Data records:
┌────────

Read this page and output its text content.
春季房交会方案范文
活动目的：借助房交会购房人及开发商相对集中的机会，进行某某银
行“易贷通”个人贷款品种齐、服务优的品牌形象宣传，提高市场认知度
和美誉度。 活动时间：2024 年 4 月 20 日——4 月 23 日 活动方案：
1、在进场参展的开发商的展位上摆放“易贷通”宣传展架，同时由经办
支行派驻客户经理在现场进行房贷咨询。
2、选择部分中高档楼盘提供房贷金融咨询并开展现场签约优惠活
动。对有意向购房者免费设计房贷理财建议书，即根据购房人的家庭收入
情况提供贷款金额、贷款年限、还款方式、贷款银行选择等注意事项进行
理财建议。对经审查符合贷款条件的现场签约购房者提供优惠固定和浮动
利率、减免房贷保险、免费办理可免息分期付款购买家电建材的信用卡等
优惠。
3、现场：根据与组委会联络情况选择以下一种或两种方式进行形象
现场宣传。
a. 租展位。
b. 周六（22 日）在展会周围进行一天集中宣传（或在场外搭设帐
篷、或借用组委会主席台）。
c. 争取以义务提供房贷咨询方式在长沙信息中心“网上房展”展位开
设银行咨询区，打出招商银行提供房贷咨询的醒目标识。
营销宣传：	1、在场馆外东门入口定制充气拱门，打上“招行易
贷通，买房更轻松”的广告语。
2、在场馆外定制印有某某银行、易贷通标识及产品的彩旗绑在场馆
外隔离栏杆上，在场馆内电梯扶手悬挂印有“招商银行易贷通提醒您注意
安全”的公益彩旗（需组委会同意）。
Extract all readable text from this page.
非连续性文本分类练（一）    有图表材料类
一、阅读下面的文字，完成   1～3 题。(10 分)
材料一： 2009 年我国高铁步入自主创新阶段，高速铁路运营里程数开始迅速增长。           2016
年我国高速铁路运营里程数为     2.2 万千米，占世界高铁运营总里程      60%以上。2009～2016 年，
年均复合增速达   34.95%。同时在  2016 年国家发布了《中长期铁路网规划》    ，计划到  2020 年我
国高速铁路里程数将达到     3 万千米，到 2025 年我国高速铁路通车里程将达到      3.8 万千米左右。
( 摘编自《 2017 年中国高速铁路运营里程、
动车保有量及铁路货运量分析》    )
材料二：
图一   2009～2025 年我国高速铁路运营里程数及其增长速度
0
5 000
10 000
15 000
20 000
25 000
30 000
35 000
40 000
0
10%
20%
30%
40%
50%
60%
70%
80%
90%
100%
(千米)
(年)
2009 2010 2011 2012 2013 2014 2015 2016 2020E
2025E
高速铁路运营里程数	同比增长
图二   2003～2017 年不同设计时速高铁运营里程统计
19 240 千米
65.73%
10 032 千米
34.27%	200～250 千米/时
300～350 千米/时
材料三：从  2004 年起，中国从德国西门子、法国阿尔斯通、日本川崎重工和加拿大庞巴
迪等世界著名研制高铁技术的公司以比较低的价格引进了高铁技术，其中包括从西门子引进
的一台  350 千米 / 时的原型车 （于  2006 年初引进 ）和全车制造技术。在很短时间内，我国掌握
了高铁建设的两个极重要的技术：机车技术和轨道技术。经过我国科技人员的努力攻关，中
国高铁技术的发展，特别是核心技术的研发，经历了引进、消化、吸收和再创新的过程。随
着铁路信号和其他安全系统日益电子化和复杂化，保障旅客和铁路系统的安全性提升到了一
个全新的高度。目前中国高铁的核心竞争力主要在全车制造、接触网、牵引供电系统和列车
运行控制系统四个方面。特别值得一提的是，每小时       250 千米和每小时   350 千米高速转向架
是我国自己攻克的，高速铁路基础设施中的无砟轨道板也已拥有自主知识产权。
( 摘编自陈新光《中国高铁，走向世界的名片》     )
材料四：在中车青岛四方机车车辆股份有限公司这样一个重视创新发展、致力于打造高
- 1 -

└────────

Stated goal: Locate the word "page" in the records above, and return each line that has it.

Solution to this exercise:
Read this page and output its text content.
Extract all readable text from this page.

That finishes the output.